**AIM OF THE EXERCISE**
Read the entries below and pull out each line with the string "JSON".

Figure dataset records:
>> start

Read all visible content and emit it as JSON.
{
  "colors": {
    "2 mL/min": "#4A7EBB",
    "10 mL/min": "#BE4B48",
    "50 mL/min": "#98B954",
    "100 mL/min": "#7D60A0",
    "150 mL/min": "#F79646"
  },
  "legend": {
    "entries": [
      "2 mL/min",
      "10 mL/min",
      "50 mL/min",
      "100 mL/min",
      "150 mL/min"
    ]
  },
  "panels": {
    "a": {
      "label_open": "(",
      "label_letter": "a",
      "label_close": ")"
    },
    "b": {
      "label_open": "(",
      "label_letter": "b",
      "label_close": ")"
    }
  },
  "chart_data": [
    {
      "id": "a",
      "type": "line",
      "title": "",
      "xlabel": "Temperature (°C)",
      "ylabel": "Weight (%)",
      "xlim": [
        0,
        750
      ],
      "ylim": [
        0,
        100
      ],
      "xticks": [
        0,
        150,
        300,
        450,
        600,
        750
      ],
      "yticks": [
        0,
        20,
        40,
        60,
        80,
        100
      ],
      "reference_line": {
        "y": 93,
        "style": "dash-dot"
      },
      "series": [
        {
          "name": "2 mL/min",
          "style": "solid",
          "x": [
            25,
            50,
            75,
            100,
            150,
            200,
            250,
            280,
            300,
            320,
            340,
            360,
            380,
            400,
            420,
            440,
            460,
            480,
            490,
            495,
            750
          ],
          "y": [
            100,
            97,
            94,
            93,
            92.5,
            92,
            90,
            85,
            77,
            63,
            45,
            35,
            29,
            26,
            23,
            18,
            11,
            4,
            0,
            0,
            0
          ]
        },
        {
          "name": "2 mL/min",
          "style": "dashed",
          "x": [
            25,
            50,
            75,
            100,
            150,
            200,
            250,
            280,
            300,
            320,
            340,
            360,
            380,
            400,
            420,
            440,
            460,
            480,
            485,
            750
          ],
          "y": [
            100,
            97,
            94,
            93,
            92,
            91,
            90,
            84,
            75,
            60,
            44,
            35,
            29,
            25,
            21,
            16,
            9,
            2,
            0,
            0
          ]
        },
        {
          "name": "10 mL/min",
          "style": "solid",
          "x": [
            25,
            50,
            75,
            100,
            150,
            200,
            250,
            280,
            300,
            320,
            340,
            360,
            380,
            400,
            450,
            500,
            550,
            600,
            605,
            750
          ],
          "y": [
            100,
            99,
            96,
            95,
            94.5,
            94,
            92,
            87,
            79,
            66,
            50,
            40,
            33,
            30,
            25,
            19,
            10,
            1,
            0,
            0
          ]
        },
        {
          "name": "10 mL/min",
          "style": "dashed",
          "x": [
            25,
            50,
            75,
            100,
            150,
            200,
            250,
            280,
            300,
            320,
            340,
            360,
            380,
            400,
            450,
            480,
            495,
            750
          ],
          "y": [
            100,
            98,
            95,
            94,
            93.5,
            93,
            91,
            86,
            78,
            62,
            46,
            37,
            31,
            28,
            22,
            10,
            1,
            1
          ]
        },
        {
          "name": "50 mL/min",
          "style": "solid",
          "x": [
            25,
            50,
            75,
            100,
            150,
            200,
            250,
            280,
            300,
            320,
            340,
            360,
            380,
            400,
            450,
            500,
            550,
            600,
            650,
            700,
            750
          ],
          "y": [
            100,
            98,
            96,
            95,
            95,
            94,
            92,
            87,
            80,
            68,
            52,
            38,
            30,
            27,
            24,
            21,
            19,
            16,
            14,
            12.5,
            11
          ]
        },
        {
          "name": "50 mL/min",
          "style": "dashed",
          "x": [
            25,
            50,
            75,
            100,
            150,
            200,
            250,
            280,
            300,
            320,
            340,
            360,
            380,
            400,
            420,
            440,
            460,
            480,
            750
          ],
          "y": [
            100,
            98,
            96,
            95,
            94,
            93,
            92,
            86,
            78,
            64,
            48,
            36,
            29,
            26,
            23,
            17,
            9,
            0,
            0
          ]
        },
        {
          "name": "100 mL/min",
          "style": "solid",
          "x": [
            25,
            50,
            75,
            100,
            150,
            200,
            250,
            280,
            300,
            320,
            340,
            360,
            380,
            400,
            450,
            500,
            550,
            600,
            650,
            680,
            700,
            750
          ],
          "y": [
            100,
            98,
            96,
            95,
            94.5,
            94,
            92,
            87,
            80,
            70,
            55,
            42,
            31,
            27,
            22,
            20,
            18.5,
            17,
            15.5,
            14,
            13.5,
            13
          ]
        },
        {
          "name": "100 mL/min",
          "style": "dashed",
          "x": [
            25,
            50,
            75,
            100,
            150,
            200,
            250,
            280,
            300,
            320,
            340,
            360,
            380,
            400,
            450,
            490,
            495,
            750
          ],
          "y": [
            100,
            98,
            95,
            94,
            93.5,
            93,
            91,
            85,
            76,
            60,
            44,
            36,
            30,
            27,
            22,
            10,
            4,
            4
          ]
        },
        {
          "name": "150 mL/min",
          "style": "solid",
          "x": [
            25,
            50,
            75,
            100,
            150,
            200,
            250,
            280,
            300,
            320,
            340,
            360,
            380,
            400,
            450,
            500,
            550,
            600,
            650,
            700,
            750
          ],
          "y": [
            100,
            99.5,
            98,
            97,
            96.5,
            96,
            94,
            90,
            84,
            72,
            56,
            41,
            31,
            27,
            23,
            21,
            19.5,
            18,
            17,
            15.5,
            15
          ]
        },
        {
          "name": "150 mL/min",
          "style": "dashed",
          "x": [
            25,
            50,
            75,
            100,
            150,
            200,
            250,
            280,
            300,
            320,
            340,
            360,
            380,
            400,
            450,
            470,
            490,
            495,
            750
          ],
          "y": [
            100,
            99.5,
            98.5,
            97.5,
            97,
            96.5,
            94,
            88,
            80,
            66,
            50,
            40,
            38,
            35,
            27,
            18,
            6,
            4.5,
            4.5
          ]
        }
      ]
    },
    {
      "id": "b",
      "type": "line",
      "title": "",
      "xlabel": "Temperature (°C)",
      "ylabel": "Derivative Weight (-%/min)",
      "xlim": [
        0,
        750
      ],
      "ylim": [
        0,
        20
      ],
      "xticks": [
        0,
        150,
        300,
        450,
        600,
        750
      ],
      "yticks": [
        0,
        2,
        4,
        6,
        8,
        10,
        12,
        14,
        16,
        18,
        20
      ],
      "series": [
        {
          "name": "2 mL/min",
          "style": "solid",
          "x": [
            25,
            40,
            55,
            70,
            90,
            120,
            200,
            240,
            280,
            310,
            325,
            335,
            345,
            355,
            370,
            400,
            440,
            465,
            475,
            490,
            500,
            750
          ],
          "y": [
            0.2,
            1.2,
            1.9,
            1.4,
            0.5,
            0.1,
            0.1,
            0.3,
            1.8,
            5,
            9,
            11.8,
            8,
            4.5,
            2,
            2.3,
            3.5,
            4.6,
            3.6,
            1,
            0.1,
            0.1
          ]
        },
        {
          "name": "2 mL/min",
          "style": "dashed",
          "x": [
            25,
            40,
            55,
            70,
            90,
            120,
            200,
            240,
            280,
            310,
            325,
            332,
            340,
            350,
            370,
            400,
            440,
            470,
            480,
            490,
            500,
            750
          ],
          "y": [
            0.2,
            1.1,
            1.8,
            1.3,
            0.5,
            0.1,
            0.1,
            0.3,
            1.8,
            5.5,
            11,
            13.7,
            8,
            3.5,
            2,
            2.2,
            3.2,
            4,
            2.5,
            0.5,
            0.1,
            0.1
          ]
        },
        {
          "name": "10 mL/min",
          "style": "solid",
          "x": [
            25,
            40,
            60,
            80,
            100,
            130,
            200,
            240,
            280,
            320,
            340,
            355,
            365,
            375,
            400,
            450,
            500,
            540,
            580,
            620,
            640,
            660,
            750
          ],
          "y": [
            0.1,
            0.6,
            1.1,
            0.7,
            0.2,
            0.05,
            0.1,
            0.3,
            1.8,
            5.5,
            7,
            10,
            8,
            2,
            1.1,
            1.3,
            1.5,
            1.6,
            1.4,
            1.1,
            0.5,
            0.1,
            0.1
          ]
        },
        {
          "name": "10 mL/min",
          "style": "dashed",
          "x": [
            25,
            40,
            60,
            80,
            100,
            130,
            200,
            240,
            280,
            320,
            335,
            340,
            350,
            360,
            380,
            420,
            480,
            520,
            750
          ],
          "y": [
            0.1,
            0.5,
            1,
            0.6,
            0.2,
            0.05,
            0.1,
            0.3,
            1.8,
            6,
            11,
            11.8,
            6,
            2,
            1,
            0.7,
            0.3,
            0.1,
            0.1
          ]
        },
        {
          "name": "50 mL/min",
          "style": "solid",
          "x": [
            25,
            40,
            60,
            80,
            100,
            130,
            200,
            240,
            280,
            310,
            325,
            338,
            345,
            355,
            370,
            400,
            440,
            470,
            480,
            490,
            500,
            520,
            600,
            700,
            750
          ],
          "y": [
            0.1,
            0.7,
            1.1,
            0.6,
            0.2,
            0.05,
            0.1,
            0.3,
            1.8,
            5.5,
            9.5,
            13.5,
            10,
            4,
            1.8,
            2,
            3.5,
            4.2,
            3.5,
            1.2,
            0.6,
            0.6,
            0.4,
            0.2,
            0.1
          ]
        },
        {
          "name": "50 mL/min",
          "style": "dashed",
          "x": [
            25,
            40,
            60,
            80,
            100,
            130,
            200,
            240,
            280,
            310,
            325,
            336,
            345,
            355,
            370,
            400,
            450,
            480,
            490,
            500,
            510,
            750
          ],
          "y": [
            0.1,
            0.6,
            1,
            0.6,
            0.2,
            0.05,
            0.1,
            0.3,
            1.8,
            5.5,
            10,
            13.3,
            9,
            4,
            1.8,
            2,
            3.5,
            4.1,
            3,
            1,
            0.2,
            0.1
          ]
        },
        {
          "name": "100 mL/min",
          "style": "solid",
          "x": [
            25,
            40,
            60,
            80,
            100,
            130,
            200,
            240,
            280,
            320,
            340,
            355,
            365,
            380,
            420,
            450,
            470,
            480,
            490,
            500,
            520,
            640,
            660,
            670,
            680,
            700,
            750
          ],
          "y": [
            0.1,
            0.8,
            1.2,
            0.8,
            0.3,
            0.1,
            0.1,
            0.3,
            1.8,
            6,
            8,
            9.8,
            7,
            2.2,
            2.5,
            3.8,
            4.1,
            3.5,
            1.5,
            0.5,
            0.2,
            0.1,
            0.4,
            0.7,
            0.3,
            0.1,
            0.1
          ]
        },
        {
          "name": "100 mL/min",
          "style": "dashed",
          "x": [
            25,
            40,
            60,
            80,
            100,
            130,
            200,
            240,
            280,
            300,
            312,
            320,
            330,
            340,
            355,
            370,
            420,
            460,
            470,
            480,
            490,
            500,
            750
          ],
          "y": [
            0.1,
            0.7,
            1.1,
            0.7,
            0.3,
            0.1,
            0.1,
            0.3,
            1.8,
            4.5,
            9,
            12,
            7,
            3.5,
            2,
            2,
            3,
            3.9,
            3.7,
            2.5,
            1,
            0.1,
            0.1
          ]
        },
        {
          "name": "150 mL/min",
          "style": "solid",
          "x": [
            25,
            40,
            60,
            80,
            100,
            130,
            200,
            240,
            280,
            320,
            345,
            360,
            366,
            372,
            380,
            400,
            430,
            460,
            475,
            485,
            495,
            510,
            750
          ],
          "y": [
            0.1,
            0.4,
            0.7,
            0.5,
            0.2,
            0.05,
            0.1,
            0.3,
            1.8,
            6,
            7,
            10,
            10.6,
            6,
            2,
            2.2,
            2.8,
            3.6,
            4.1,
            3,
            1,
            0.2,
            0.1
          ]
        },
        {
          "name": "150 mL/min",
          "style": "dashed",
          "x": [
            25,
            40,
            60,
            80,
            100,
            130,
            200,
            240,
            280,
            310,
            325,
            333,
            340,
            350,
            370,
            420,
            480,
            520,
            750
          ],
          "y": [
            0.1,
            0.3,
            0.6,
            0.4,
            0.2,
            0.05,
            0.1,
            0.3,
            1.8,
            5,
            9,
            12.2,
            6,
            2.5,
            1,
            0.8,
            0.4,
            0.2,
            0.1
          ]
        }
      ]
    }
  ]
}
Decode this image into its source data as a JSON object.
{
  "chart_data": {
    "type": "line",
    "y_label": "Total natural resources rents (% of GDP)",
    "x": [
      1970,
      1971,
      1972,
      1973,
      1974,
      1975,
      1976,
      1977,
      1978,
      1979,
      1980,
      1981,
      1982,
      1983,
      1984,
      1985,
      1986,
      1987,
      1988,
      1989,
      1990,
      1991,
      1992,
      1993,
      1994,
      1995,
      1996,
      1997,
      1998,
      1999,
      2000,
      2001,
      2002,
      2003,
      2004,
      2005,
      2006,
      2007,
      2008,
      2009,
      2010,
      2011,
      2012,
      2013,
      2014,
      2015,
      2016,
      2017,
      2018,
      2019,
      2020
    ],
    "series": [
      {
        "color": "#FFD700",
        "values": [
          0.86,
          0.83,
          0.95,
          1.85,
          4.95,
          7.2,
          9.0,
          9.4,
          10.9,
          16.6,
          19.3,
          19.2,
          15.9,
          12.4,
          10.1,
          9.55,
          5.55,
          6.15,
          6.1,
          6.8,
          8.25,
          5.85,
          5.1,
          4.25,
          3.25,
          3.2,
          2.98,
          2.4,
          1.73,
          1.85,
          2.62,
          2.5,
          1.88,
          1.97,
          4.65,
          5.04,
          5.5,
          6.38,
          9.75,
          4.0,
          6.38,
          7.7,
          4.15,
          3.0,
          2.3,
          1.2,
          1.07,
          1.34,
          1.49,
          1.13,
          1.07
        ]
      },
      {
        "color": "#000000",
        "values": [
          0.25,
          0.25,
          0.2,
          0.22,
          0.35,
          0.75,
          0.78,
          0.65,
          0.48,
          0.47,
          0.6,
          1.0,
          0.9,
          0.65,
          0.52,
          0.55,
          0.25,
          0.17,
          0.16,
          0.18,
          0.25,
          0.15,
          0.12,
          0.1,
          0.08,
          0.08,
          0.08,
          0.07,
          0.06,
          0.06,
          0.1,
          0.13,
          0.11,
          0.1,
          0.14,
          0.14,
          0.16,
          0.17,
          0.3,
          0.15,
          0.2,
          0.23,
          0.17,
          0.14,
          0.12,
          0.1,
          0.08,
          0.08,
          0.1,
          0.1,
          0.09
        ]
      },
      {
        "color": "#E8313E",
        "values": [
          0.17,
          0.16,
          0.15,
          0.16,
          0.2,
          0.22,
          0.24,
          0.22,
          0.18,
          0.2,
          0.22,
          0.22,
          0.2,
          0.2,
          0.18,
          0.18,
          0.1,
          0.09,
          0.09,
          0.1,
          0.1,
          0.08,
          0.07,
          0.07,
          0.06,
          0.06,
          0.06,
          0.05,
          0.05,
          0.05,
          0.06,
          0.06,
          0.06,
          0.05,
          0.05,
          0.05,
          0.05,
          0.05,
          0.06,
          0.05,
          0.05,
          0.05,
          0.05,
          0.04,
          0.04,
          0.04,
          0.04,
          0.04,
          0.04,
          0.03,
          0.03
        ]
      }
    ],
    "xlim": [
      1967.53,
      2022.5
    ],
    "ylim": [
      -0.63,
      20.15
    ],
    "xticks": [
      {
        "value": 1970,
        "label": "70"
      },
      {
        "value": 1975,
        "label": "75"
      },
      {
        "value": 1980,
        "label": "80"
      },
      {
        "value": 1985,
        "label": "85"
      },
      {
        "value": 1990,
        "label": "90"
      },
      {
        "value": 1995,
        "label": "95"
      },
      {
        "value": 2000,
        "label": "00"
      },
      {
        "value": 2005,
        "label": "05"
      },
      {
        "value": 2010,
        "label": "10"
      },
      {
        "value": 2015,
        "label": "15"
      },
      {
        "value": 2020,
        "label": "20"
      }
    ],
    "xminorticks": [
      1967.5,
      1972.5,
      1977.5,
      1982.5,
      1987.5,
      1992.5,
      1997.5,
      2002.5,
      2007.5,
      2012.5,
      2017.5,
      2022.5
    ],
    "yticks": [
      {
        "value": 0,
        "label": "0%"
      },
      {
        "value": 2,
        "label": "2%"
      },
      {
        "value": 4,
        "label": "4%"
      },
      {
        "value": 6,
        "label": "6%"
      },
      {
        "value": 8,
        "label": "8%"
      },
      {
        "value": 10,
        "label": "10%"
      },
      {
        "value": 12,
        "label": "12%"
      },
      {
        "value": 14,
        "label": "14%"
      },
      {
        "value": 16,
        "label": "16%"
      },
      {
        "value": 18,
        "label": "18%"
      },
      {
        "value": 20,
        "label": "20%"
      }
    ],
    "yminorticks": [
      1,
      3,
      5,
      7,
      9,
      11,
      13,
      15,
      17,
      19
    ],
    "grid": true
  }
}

>> end

**WRITTEN ANSWER**
Read all visible content and emit it as JSON.
Decode this image into its source data as a JSON object.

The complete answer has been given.